SHORT EXERCISE — Repeat every record exactly, but keep images out of the copy.

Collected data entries
- - - - - - -

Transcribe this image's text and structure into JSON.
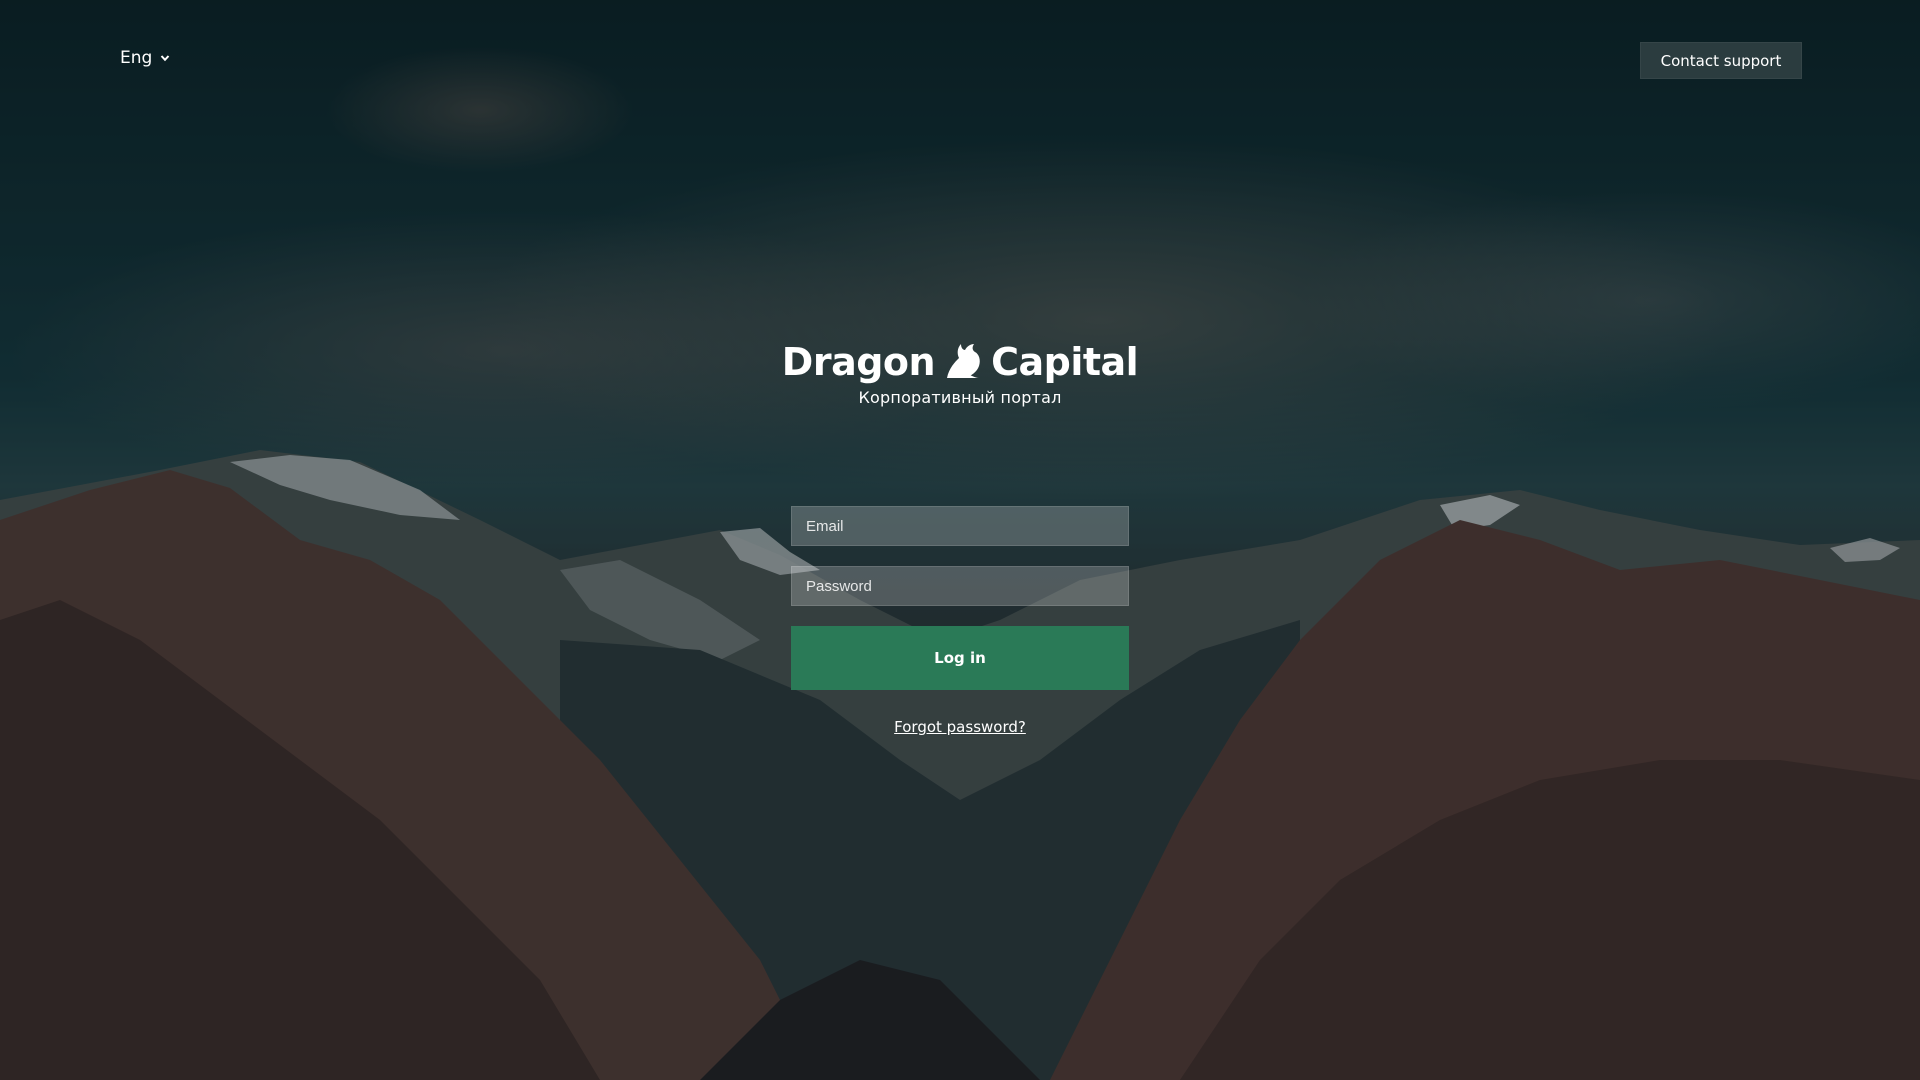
{
  "header": {
    "language": "Eng",
    "support_label": "Contact support"
  },
  "brand": {
    "name_left": "Dragon",
    "name_right": "Capital",
    "subtitle": "Корпоративный портал"
  },
  "form": {
    "email_placeholder": "Email",
    "password_placeholder": "Password",
    "login_label": "Log in",
    "forgot_label": "Forgot password?"
  },
  "colors": {
    "accent": "#2a7a57",
    "support_button": "#2b3c3f"
  },
  "icons": {
    "language_chevron": "chevron-down-icon",
    "logo_mark": "dragon-icon"
  }
}
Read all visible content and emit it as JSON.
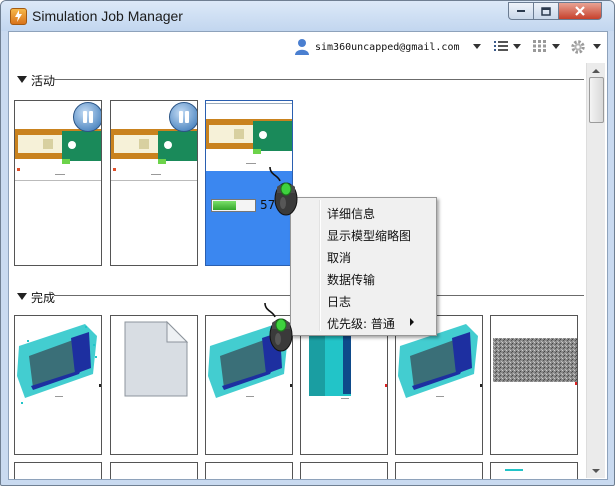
{
  "window": {
    "title": "Simulation Job Manager",
    "controls": [
      "minimize-icon",
      "maximize-icon",
      "close-icon"
    ]
  },
  "toolbar": {
    "user_email": "sim360uncapped@gmail.com",
    "icons": [
      "user-icon",
      "list-view-icon",
      "grid-view-icon",
      "gear-icon"
    ]
  },
  "sections": [
    {
      "label": "活动",
      "jobs": [
        {
          "image": "model-thumbnail",
          "state": "running",
          "control": "pause-icon"
        },
        {
          "image": "model-thumbnail",
          "state": "running",
          "control": "pause-icon"
        },
        {
          "image": "model-thumbnail",
          "state": "uploading",
          "selected": true,
          "progress": 57,
          "progress_label": "57%"
        }
      ]
    },
    {
      "label": "完成",
      "jobs": [
        {
          "image": "mesh-result-thumbnail"
        },
        {
          "image": "blank-document-icon"
        },
        {
          "image": "mesh-result-thumbnail"
        },
        {
          "image": "mesh-result-thumbnail"
        },
        {
          "image": "mesh-result-thumbnail"
        },
        {
          "image": "gray-noise-thumbnail"
        }
      ]
    }
  ],
  "context_menu": {
    "items": [
      "详细信息",
      "显示模型缩略图",
      "取消",
      "数据传输",
      "日志",
      "优先级: 普通"
    ],
    "submenu_arrow_on": "优先级: 普通"
  },
  "colors": {
    "selection": "#3b87f0",
    "progress": "#33a52a",
    "title_bar": "#c9daf0",
    "close_button": "#c7412c",
    "model_frame": "#c9821e",
    "mesh": "#22c4c8"
  }
}
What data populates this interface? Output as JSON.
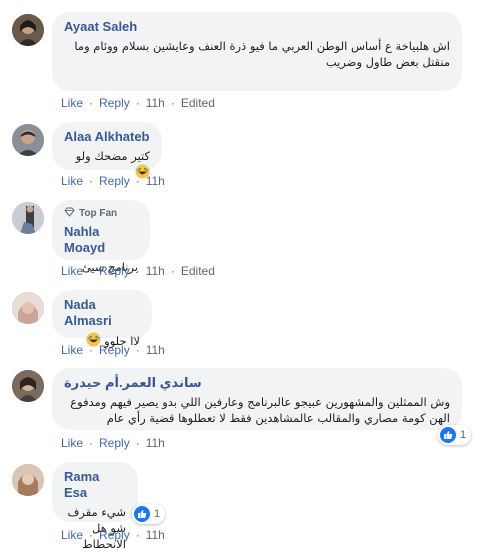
{
  "actions": {
    "like": "Like",
    "reply": "Reply",
    "dot": "·"
  },
  "comments": [
    {
      "author": "Ayaat Saleh",
      "text": "اش هلبياخة ع أساس الوطن العربي ما فيو ذرة العنف وعايشين بسلام ووئام وما منقتل بعض طاول وضريب",
      "time": "11h",
      "edited": "Edited"
    },
    {
      "author": "Alaa Alkhateb",
      "text": "كتير مضحك ولو",
      "emoji": "laughing-emoji",
      "time": "11h"
    },
    {
      "badge": "Top Fan",
      "badge_icon": "diamond-icon",
      "author": "Nahla Moayd",
      "text": "برنامج سيئ",
      "time": "11h",
      "edited": "Edited"
    },
    {
      "author": "Nada Almasri",
      "text": "لاا حلوو",
      "emoji": "laughing-emoji",
      "time": "11h"
    },
    {
      "author": "ساندي العمر.أم حيدرة",
      "text": "وش الممثلين والمشهورين عبيجو عالبرنامج وعارفين اللي بدو يصير فيهم ومدفوع الهن كومة مصاري والمقالب عالمشاهدين فقط لا تعطلوها قضية رأي عام",
      "time": "11h",
      "reaction_count": "1"
    },
    {
      "author": "Rama Esa",
      "text_line1": "شيء مقرف",
      "text_line2": "شو هل الانحطاط",
      "time": "11h",
      "reaction_count": "1"
    }
  ],
  "colors": {
    "link": "#385898",
    "action": "#4267b2",
    "bubble": "#f2f3f5",
    "like": "#1877f2"
  }
}
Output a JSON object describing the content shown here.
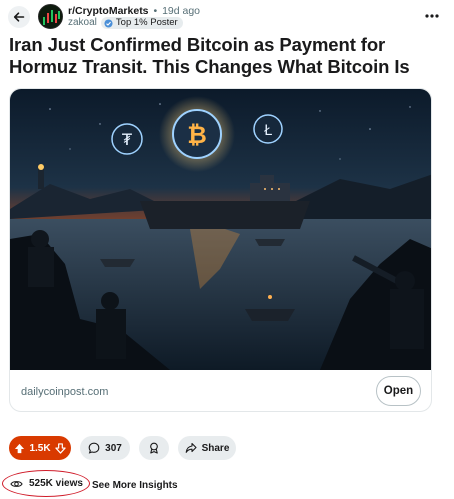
{
  "post": {
    "subreddit": "r/CryptoMarkets",
    "separator": "•",
    "age": "19d ago",
    "username": "zakoal",
    "flair": "Top 1% Poster",
    "title": "Iran Just Confirmed Bitcoin as Payment for Hormuz Transit. This Changes What Bitcoin Is"
  },
  "link_card": {
    "domain": "dailycoinpost.com",
    "open_label": "Open"
  },
  "actions": {
    "votes": "1.5K",
    "comments": "307",
    "share_label": "Share"
  },
  "insights": {
    "views": "525K views",
    "see_more": "See More Insights"
  },
  "colors": {
    "upvote_active": "#d93a00",
    "annotation_ring": "#d01c2a",
    "pill_bg": "#e8ecee"
  },
  "icons": [
    "back-arrow-icon",
    "subreddit-avatar-icon",
    "flair-badge-icon",
    "more-options-icon",
    "upvote-icon",
    "downvote-icon",
    "comment-icon",
    "award-icon",
    "share-icon",
    "eye-icon"
  ]
}
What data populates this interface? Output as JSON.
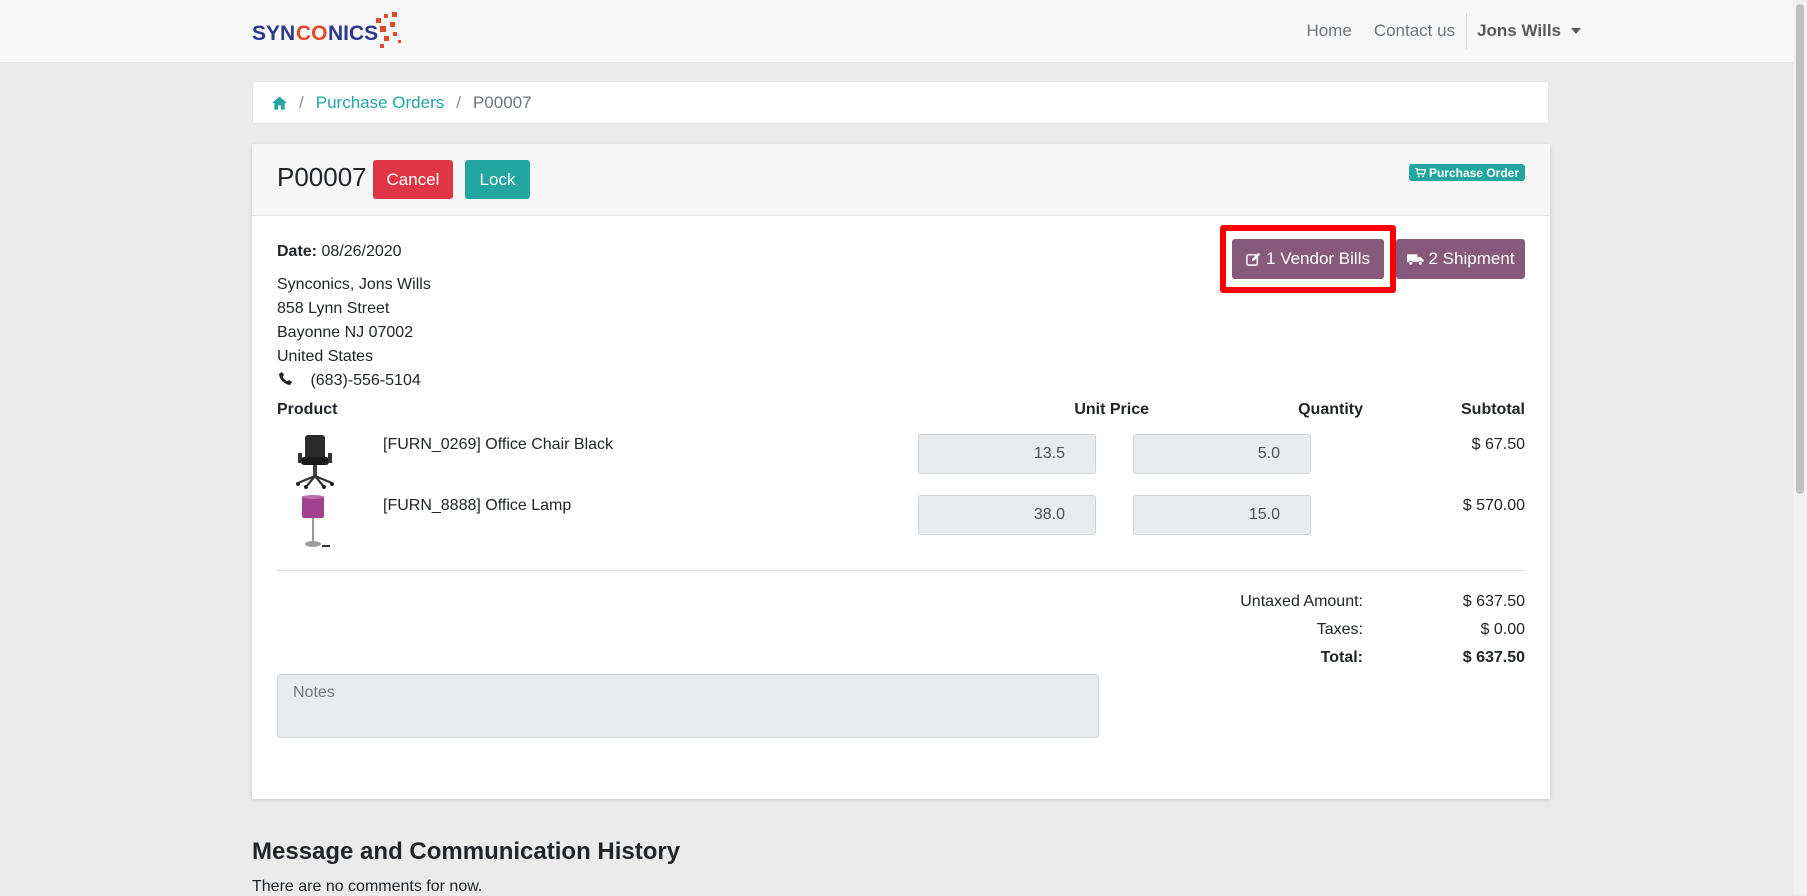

- - - - - - -

RESULT OF THE EXERCISE —
Transcribe this image's text and structure into JSON.
{
  "header": {
    "language": "Eng",
    "support_label": "Contact support"
  },
  "brand": {
    "name_left": "Dragon",
    "name_right": "Capital",
    "subtitle": "Корпоративный портал"
  },
  "form": {
    "email_placeholder": "Email",
    "password_placeholder": "Password",
    "login_label": "Log in",
    "forgot_label": "Forgot password?"
  },
  "colors": {
    "accent": "#2a7a57",
    "support_button": "#2b3c3f"
  },
  "icons": {
    "language_chevron": "chevron-down-icon",
    "logo_mark": "dragon-icon"
  }
}
Read all visible content and emit it as JSON.
{
  "window": {
    "title": "Simulation Job Manager",
    "controls": [
      "minimize-icon",
      "maximize-icon",
      "close-icon"
    ]
  },
  "toolbar": {
    "user_email": "sim360uncapped@gmail.com",
    "icons": [
      "user-icon",
      "list-view-icon",
      "grid-view-icon",
      "gear-icon"
    ]
  },
  "sections": [
    {
      "label": "活动",
      "jobs": [
        {
          "image": "model-thumbnail",
          "state": "running",
          "control": "pause-icon"
        },
        {
          "image": "model-thumbnail",
          "state": "running",
          "control": "pause-icon"
        },
        {
          "image": "model-thumbnail",
          "state": "uploading",
          "selected": true,
          "progress": 57,
          "progress_label": "57%"
        }
      ]
    },
    {
      "label": "完成",
      "jobs": [
        {
          "image": "mesh-result-thumbnail"
        },
        {
          "image": "blank-document-icon"
        },
        {
          "image": "mesh-result-thumbnail"
        },
        {
          "image": "mesh-result-thumbnail"
        },
        {
          "image": "mesh-result-thumbnail"
        },
        {
          "image": "gray-noise-thumbnail"
        }
      ]
    }
  ],
  "context_menu": {
    "items": [
      "详细信息",
      "显示模型缩略图",
      "取消",
      "数据传输",
      "日志",
      "优先级: 普通"
    ],
    "submenu_arrow_on": "优先级: 普通"
  },
  "colors": {
    "selection": "#3b87f0",
    "progress": "#33a52a",
    "title_bar": "#c9daf0",
    "close_button": "#c7412c",
    "model_frame": "#c9821e",
    "mesh": "#22c4c8"
  }
}
What data populates this interface? Output as JSON.
{
  "actions": {
    "like": "Like",
    "reply": "Reply",
    "dot": "·"
  },
  "comments": [
    {
      "author": "Ayaat Saleh",
      "text": "اش هلبياخة ع أساس الوطن العربي ما فيو ذرة العنف وعايشين بسلام ووئام وما منقتل بعض طاول وضريب",
      "time": "11h",
      "edited": "Edited"
    },
    {
      "author": "Alaa Alkhateb",
      "text": "كتير مضحك ولو",
      "emoji": "laughing-emoji",
      "time": "11h"
    },
    {
      "badge": "Top Fan",
      "badge_icon": "diamond-icon",
      "author": "Nahla Moayd",
      "text": "برنامج سيئ",
      "time": "11h",
      "edited": "Edited"
    },
    {
      "author": "Nada Almasri",
      "text": "لاا حلوو",
      "emoji": "laughing-emoji",
      "time": "11h"
    },
    {
      "author": "ساندي العمر.أم حيدرة",
      "text": "وش الممثلين والمشهورين عبيجو عالبرنامج وعارفين اللي بدو يصير فيهم ومدفوع الهن كومة مصاري والمقالب عالمشاهدين فقط لا تعطلوها قضية رأي عام",
      "time": "11h",
      "reaction_count": "1"
    },
    {
      "author": "Rama Esa",
      "text_line1": "شيء مقرف",
      "text_line2": "شو هل الانحطاط",
      "time": "11h",
      "reaction_count": "1"
    }
  ],
  "colors": {
    "link": "#385898",
    "action": "#4267b2",
    "bubble": "#f2f3f5",
    "like": "#1877f2"
  }
}
Output a JSON object describing the content shown here.
{
  "post": {
    "subreddit": "r/CryptoMarkets",
    "separator": "•",
    "age": "19d ago",
    "username": "zakoal",
    "flair": "Top 1% Poster",
    "title": "Iran Just Confirmed Bitcoin as Payment for Hormuz Transit. This Changes What Bitcoin Is"
  },
  "link_card": {
    "domain": "dailycoinpost.com",
    "open_label": "Open"
  },
  "actions": {
    "votes": "1.5K",
    "comments": "307",
    "share_label": "Share"
  },
  "insights": {
    "views": "525K views",
    "see_more": "See More Insights"
  },
  "colors": {
    "upvote_active": "#d93a00",
    "annotation_ring": "#d01c2a",
    "pill_bg": "#e8ecee"
  },
  "icons": [
    "back-arrow-icon",
    "subreddit-avatar-icon",
    "flair-badge-icon",
    "more-options-icon",
    "upvote-icon",
    "downvote-icon",
    "comment-icon",
    "award-icon",
    "share-icon",
    "eye-icon"
  ]
}
What data populates this interface? Output as JSON.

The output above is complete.